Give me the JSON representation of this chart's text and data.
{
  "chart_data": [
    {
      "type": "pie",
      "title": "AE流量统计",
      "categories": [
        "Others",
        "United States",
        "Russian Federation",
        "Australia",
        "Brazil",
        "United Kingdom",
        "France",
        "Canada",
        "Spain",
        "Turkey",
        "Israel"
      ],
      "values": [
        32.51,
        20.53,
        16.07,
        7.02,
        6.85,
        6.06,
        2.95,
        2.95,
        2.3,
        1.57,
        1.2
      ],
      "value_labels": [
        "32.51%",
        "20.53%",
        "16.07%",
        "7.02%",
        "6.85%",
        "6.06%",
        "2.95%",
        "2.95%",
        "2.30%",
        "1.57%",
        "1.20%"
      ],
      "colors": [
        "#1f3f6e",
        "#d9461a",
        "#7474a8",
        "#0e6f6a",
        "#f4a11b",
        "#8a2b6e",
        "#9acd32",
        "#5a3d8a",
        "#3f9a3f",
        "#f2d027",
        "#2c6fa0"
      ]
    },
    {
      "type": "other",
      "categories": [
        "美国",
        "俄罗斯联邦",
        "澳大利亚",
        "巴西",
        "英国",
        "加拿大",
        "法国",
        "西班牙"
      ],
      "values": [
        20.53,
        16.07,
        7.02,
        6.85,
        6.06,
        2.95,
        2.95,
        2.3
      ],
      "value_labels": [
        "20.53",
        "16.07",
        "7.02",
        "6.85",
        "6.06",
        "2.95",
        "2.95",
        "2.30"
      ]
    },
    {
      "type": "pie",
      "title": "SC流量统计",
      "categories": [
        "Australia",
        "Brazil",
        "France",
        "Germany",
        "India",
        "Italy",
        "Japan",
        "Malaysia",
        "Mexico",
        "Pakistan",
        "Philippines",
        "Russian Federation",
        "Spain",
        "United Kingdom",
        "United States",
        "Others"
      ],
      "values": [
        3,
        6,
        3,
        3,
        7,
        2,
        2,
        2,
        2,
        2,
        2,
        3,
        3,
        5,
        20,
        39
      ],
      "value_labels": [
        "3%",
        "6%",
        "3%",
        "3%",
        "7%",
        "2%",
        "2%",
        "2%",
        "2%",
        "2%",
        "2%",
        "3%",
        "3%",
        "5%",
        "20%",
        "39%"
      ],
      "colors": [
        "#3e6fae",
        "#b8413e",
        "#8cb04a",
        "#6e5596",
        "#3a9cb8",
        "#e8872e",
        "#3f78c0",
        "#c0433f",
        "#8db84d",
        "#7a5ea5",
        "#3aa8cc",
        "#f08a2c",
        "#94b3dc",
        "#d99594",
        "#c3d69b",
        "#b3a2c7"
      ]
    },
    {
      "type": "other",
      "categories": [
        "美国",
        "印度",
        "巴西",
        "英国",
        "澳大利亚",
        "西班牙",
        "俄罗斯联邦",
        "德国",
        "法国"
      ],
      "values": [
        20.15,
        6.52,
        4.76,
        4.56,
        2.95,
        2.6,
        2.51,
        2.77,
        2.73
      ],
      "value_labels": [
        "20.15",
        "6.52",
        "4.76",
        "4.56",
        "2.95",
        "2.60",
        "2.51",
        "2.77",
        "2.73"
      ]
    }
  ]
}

▸ **AIM**:
Output every line above without altering anything.

▸ **CORRECT OUTPUT**:
Give me the JSON representation of this chart's text and data.
{
  "chart_data": [
    {
      "type": "pie",
      "title": "AE流量统计",
      "categories": [
        "Others",
        "United States",
        "Russian Federation",
        "Australia",
        "Brazil",
        "United Kingdom",
        "France",
        "Canada",
        "Spain",
        "Turkey",
        "Israel"
      ],
      "values": [
        32.51,
        20.53,
        16.07,
        7.02,
        6.85,
        6.06,
        2.95,
        2.95,
        2.3,
        1.57,
        1.2
      ],
      "value_labels": [
        "32.51%",
        "20.53%",
        "16.07%",
        "7.02%",
        "6.85%",
        "6.06%",
        "2.95%",
        "2.95%",
        "2.30%",
        "1.57%",
        "1.20%"
      ],
      "colors": [
        "#1f3f6e",
        "#d9461a",
        "#7474a8",
        "#0e6f6a",
        "#f4a11b",
        "#8a2b6e",
        "#9acd32",
        "#5a3d8a",
        "#3f9a3f",
        "#f2d027",
        "#2c6fa0"
      ]
    },
    {
      "type": "other",
      "categories": [
        "美国",
        "俄罗斯联邦",
        "澳大利亚",
        "巴西",
        "英国",
        "加拿大",
        "法国",
        "西班牙"
      ],
      "values": [
        20.53,
        16.07,
        7.02,
        6.85,
        6.06,
        2.95,
        2.95,
        2.3
      ],
      "value_labels": [
        "20.53",
        "16.07",
        "7.02",
        "6.85",
        "6.06",
        "2.95",
        "2.95",
        "2.30"
      ]
    },
    {
      "type": "pie",
      "title": "SC流量统计",
      "categories": [
        "Australia",
        "Brazil",
        "France",
        "Germany",
        "India",
        "Italy",
        "Japan",
        "Malaysia",
        "Mexico",
        "Pakistan",
        "Philippines",
        "Russian Federation",
        "Spain",
        "United Kingdom",
        "United States",
        "Others"
      ],
      "values": [
        3,
        6,
        3,
        3,
        7,
        2,
        2,
        2,
        2,
        2,
        2,
        3,
        3,
        5,
        20,
        39
      ],
      "value_labels": [
        "3%",
        "6%",
        "3%",
        "3%",
        "7%",
        "2%",
        "2%",
        "2%",
        "2%",
        "2%",
        "2%",
        "3%",
        "3%",
        "5%",
        "20%",
        "39%"
      ],
      "colors": [
        "#3e6fae",
        "#b8413e",
        "#8cb04a",
        "#6e5596",
        "#3a9cb8",
        "#e8872e",
        "#3f78c0",
        "#c0433f",
        "#8db84d",
        "#7a5ea5",
        "#3aa8cc",
        "#f08a2c",
        "#94b3dc",
        "#d99594",
        "#c3d69b",
        "#b3a2c7"
      ]
    },
    {
      "type": "other",
      "categories": [
        "美国",
        "印度",
        "巴西",
        "英国",
        "澳大利亚",
        "西班牙",
        "俄罗斯联邦",
        "德国",
        "法国"
      ],
      "values": [
        20.15,
        6.52,
        4.76,
        4.56,
        2.95,
        2.6,
        2.51,
        2.77,
        2.73
      ],
      "value_labels": [
        "20.15",
        "6.52",
        "4.76",
        "4.56",
        "2.95",
        "2.60",
        "2.51",
        "2.77",
        "2.73"
      ]
    }
  ]
}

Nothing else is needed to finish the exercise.